# INPUT MATERIAL:
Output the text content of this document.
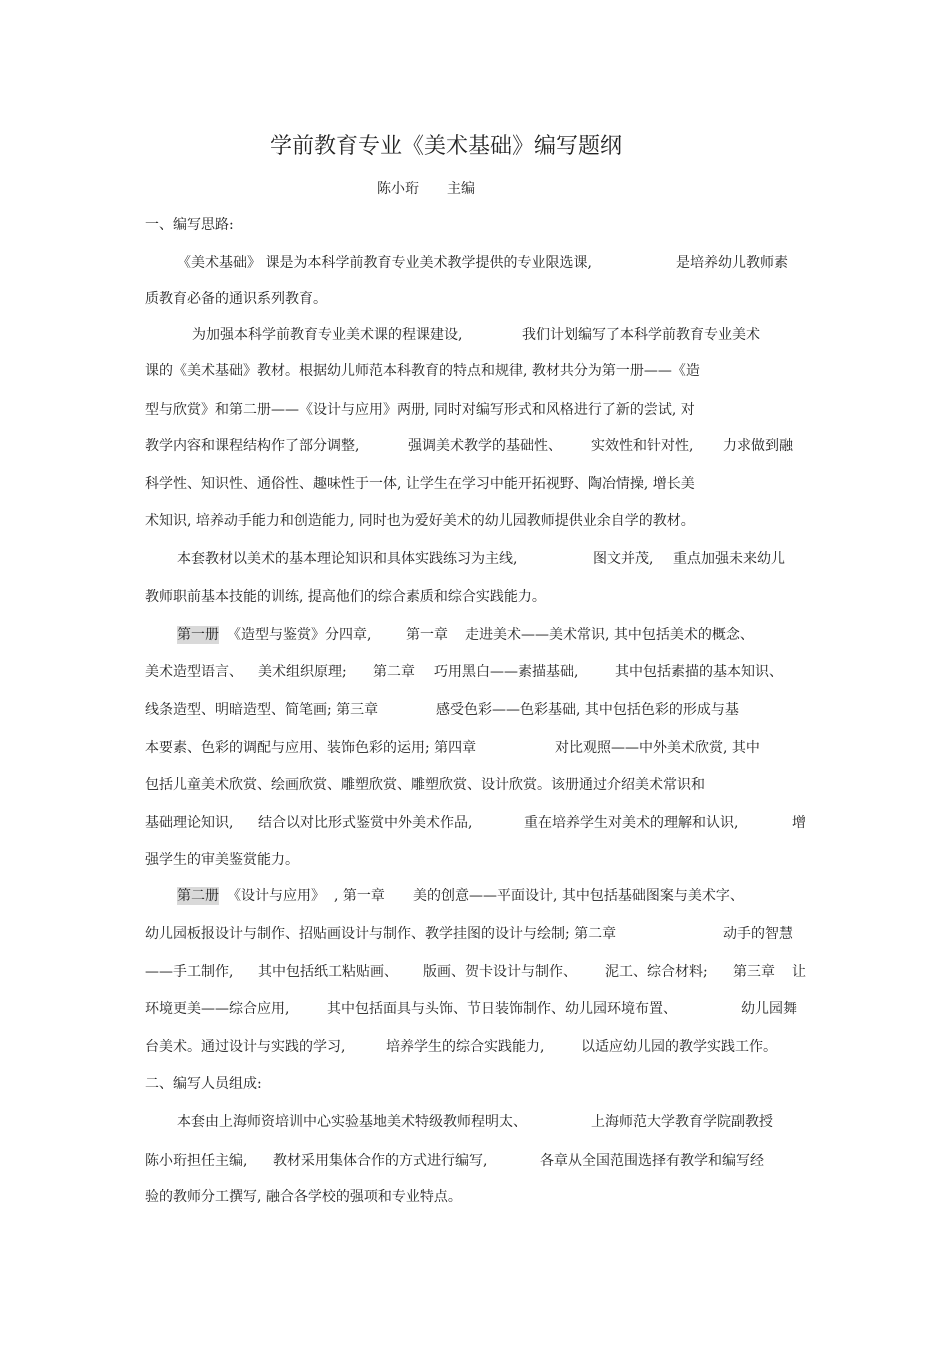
学前教育专业《美术基础》编写题纲
陈小珩 主编
一、编写思路:
《美术基础》 课是为本科学前教育专业美术教学提供的专业限选课,	是培养幼儿教师素
质教育必备的通识系列教育。
为加强本科学前教育专业美术课的程课建设,	我们计划编写了本科学前教育专业美术
课的《美术基础》教材。根据幼儿师范本科教育的特点和规律, 教材共分为第一册——《造
型与欣赏》和第二册——《设计与应用》两册, 同时对编写形式和风格进行了新的尝试, 对
教学内容和课程结构作了部分调整,	强调美术教学的基础性、 实效性和针对性, 力求做到融
科学性、知识性、通俗性、趣味性于一体, 让学生在学习中能开拓视野、陶冶情操, 增长美
术知识, 培养动手能力和创造能力, 同时也为爱好美术的幼儿园教师提供业余自学的教材。
本套教材以美术的基本理论知识和具体实践练习为主线,	图文并茂, 重点加强未来幼儿
教师职前基本技能的训练, 提高他们的综合素质和综合实践能力。
第一册 《造型与鉴赏》分四章, 第一章 走进美术——美术常识, 其中包括美术的概念、
美术造型语言、 美术组织原理; 第二章 巧用黑白——素描基础,	其中包括素描的基本知识、
线条造型、明暗造型、简笔画; 第三章	感受色彩——色彩基础, 其中包括色彩的形成与基
本要素、色彩的调配与应用、装饰色彩的运用; 第四章	对比观照——中外美术欣赏, 其中
包括儿童美术欣赏、绘画欣赏、雕塑欣赏、雕塑欣赏、设计欣赏。该册通过介绍美术常识和
基础理论知识, 结合以对比形式鉴赏中外美术作品,	重在培养学生对美术的理解和认识,	增
强学生的审美鉴赏能力。
第二册 《设计与应用》 , 第一章 美的创意——平面设计, 其中包括基础图案与美术字、
幼儿园板报设计与制作、招贴画设计与制作、教学挂图的设计与绘制; 第二章	动手的智慧
——手工制作, 其中包括纸工粘贴画、 版画、贺卡设计与制作、 泥工、综合材料; 第三章 让
环境更美——综合应用,	其中包括面具与头饰、节日装饰制作、幼儿园环境布置、	幼儿园舞
台美术。通过设计与实践的学习,	培养学生的综合实践能力,	以适应幼儿园的教学实践工作。
二、编写人员组成:
本套由上海师资培训中心实验基地美术特级教师程明太、	上海师范大学教育学院副教授
陈小珩担任主编, 教材采用集体合作的方式进行编写,	各章从全国范围选择有教学和编写经
验的教师分工撰写, 融合各学校的强项和专业特点。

# WHAT TO PRODUCE:
Write out every line of the entries that holds the word "美术基础".

# COMPLETE ANSWER:
学前教育专业《美术基础》编写题纲
《美术基础》 课是为本科学前教育专业美术教学提供的专业限选课,	是培养幼儿教师素
课的《美术基础》教材。根据幼儿师范本科教育的特点和规律, 教材共分为第一册——《造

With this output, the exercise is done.